Input rows:
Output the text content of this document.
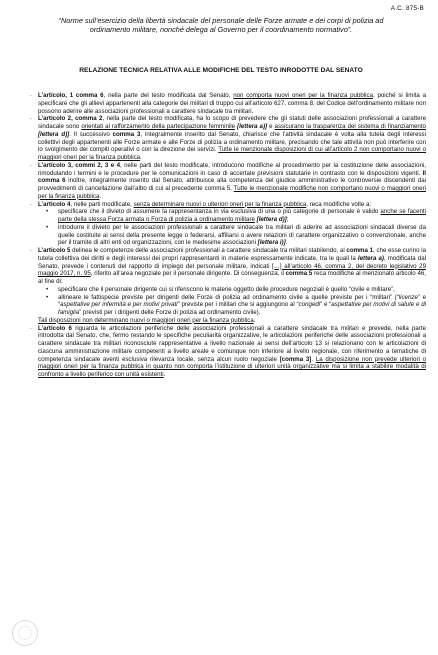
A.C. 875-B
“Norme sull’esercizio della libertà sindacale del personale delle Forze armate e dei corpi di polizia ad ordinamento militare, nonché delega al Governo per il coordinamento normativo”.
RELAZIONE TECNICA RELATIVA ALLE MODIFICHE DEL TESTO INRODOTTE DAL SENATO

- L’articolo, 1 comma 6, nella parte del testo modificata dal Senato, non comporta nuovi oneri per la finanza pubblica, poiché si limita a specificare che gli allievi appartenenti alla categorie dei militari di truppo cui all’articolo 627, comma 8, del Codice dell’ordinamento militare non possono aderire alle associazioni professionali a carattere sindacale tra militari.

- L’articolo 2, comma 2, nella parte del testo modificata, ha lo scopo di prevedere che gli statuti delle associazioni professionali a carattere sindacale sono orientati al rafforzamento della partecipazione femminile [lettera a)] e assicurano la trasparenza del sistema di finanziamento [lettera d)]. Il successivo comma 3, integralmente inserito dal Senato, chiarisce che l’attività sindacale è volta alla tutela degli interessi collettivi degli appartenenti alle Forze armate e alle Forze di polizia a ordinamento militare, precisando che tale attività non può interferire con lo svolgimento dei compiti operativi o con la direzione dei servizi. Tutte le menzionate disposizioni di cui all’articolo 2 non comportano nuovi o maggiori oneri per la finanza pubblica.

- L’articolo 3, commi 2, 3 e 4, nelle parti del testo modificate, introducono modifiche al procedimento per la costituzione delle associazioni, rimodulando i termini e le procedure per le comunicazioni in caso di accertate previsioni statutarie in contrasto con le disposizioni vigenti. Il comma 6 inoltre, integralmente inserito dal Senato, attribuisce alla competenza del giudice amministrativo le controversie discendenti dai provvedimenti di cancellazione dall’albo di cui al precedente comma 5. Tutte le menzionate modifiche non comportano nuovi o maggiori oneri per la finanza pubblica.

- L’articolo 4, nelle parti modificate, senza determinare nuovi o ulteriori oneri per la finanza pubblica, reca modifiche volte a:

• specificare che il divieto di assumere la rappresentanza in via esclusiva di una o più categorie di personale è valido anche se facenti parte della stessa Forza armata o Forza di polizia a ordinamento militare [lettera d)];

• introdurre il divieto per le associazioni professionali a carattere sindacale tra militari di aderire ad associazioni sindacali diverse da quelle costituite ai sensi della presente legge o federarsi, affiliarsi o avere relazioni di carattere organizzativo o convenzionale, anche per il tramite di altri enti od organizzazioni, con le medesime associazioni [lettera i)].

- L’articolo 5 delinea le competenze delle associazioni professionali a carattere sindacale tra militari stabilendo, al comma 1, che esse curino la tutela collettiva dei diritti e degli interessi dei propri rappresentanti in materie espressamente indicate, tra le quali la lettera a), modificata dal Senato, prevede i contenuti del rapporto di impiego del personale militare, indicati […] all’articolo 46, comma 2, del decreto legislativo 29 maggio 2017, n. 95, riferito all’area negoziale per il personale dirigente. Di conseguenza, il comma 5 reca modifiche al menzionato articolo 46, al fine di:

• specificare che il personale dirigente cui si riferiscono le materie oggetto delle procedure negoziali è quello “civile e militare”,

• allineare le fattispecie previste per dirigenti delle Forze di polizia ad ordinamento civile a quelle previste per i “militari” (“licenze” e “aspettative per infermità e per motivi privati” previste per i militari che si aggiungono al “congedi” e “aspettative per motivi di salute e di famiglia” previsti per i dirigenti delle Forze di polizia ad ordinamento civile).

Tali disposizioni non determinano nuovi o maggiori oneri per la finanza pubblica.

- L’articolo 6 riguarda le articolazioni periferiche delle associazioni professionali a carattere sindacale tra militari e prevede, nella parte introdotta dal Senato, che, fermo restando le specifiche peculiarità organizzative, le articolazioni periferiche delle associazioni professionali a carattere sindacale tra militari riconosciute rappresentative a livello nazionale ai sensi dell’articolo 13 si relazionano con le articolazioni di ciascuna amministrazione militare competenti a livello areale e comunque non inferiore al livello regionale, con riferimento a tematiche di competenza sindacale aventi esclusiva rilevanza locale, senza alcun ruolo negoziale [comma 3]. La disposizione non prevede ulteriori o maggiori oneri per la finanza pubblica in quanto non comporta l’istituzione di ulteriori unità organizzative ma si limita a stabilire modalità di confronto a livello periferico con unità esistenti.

--

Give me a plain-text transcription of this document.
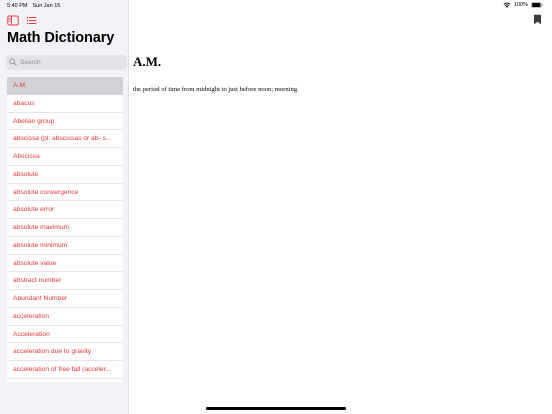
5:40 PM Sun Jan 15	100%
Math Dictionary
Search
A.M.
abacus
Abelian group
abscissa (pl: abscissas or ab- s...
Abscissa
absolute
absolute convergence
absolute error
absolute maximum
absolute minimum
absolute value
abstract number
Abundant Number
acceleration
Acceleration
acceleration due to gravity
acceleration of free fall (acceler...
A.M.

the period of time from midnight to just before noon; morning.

---

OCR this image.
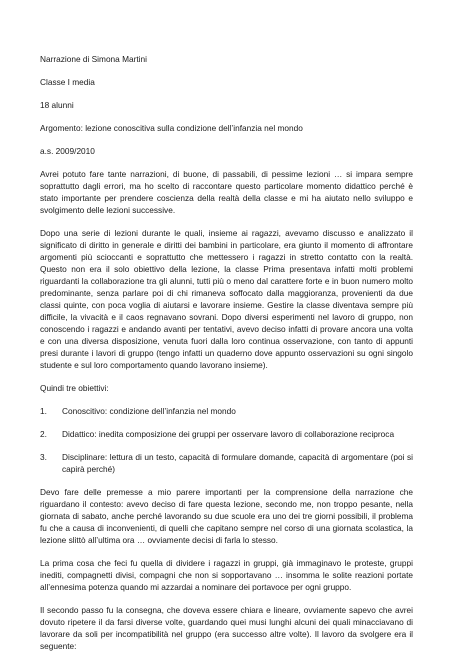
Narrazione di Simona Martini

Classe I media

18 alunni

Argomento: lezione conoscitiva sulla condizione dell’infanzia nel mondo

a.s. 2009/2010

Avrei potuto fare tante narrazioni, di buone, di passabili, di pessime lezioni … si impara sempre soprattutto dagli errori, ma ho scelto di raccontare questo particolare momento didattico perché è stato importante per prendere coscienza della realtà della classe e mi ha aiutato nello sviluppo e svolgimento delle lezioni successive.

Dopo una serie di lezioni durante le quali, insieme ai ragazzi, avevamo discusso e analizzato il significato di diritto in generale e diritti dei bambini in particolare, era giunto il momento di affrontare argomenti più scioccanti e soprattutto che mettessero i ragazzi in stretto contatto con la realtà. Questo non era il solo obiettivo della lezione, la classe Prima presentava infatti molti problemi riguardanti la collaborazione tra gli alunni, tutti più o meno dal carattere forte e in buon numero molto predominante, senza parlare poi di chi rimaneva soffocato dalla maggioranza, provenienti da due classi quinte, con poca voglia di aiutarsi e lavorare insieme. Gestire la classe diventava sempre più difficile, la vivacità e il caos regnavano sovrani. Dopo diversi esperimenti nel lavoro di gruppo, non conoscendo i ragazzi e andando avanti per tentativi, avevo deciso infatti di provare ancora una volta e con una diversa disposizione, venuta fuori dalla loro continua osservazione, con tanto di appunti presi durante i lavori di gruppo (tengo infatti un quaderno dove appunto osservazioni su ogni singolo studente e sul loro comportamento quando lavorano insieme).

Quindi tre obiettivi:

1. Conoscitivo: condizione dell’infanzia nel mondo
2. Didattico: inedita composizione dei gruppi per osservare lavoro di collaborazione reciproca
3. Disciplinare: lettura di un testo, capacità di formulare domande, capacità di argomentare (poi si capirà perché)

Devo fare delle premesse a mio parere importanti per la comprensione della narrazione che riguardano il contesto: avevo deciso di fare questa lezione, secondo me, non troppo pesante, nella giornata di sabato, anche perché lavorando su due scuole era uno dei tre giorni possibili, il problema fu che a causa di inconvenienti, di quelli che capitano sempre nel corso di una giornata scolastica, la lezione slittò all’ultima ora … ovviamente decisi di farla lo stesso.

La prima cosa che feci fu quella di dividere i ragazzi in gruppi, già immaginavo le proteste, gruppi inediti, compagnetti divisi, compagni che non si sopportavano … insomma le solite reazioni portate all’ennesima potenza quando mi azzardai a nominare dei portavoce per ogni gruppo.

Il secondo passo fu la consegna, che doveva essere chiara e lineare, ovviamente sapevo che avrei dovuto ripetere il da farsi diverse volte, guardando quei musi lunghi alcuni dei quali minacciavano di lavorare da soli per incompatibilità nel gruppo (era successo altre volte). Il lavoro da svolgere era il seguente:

Your task: Pull every line containing the word "absolute" out of the material.

Completed task:
absolute
absolute convergence
absolute error
absolute maximum
absolute minimum
absolute value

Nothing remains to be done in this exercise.